Social forces and the abortion law.
Francome, Colin (1980) Social forces and the abortion law. PhD thesis, Middlesex Polytechnic.
This research analyses the social and political forces underlying the 1aws of abortion in Britain and the United States. It sets out to explain the apparent paradox that the United States now has an abortion law which is more liberal than Britain despite the fact that in many ways it is a more conservative society. Furthemore it aims to set this recent situation in a historical context and to examine recent and likely future developments. It analyses the major social forces on either side of the debate and considers these over four separate periods. The first section analyses the early debate. It explains the reasons for the growth in 'Victorian' attitudes to sexual morality and the fact these were more pervasive in America. It then looks at the relationship between the general climate of opinion and the debate on birth control and abortion and shows a fairly close relationship in that the slight liberalisation of attitudes towards birth control in Britain reflected the fact that attitudes were less conservative and that there was a pressure group available to push for reforms. Between the wars there was a strong liberalization of attitudes towards sex. The so called 'roaring; twenties' did reflect the growth in a commercial youth culture and an environment in which birth control information could spread. In Britain the fact that the birth control battle was won more convincingly enabled some to begin to put pressure for an extension of abortion rights. In post war year both Britain and the United States greatly liberalised their abortion law. But a key difference is that the law in America was comprehensibly overthrown and women were given the right to choose in the early months of pregnancy. The reasons for this contrast are explained. In the final section the reasons for the continuance of abortion as an issue in both countries are analysed and some suggestions as to future possibilities are made. In the conclusion the implications of the research for deviancy theory are drawn out.

> _Supplied records_
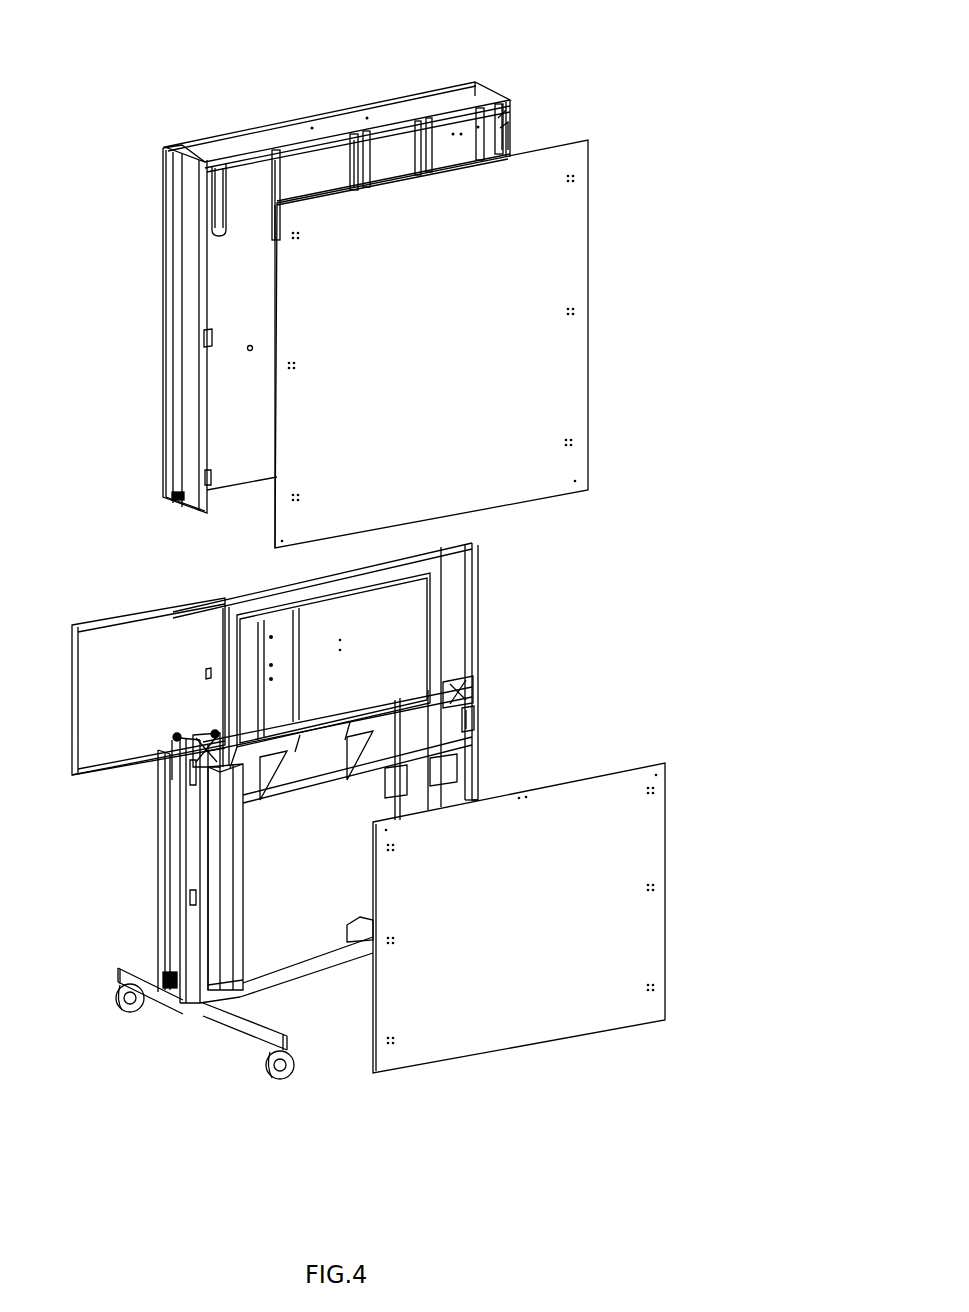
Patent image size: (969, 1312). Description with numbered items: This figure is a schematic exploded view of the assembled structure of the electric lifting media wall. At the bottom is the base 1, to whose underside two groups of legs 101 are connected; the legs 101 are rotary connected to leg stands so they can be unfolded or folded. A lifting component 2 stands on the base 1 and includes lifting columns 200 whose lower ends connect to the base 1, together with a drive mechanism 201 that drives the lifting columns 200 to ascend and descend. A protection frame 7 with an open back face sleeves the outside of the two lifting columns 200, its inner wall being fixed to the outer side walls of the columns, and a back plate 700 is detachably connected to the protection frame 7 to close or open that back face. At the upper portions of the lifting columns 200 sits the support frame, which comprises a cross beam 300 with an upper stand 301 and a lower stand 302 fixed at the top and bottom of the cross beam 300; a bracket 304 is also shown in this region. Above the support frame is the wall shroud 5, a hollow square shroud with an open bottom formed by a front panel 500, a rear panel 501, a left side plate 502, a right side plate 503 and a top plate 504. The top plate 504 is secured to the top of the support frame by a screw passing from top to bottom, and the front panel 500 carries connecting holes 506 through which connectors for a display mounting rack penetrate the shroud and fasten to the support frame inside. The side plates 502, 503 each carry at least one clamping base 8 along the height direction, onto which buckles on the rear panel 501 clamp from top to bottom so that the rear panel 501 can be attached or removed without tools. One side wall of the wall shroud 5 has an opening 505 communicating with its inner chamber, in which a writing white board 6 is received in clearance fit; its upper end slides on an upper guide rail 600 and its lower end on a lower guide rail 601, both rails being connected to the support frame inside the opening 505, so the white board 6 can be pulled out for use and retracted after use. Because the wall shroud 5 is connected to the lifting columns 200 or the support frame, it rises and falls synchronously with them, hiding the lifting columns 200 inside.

The base 1 is at (307, 963).
The leg 101 is at (243, 1027).
The lifting component 2 is at (217, 902).
The lifting column 200 is at (233, 855).
The drive mechanism 201 is at (212, 742).
The wall shroud 5 is at (143, 347).
The front panel 500 is at (252, 207).
The rear panel 501 is at (527, 262).
The left side plate 502 is at (510, 110).
The right side plate 503 is at (185, 415).
The top plate 504 is at (417, 106).
The opening 505 is at (178, 233).
The connecting hole 506 is at (165, 150).
The writing white board 6 is at (113, 735).
The upper guide rail 600 is at (107, 623).
The lower guide rail 601 is at (143, 763).
The protection frame 7 is at (177, 880).
The clamping base 8 is at (207, 333).
The cross beam 300 is at (472, 687).
The upper stand 301 is at (437, 637).
The lower stand 302 is at (410, 760).
The connecting bracket 304 is at (470, 677).
The back plate 700 is at (657, 832).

> _Task details_
Write out the whole abstract on social forces and the abortion law word for word, from its title line to the last sentence.

> _Solution for this task_
Social forces and the abortion law.
Francome, Colin (1980) Social forces and the abortion law. PhD thesis, Middlesex Polytechnic.
This research analyses the social and political forces underlying the 1aws of abortion in Britain and the United States. It sets out to explain the apparent paradox that the United States now has an abortion law which is more liberal than Britain despite the fact that in many ways it is a more conservative society. Furthemore it aims to set this recent situation in a historical context and to examine recent and likely future developments. It analyses the major social forces on either side of the debate and considers these over four separate periods. The first section analyses the early debate. It explains the reasons for the growth in 'Victorian' attitudes to sexual morality and the fact these were more pervasive in America. It then looks at the relationship between the general climate of opinion and the debate on birth control and abortion and shows a fairly close relationship in that the slight liberalisation of attitudes towards birth control in Britain reflected the fact that attitudes were less conservative and that there was a pressure group available to push for reforms. Between the wars there was a strong liberalization of attitudes towards sex. The so called 'roaring; twenties' did reflect the growth in a commercial youth culture and an environment in which birth control information could spread. In Britain the fact that the birth control battle was won more convincingly enabled some to begin to put pressure for an extension of abortion rights. In post war year both Britain and the United States greatly liberalised their abortion law. But a key difference is that the law in America was comprehensibly overthrown and women were given the right to choose in the early months of pregnancy. The reasons for this contrast are explained. In the final section the reasons for the continuance of abortion as an issue in both countries are analysed and some suggestions as to future possibilities are made. In the conclusion the implications of the research for deviancy theory are drawn out.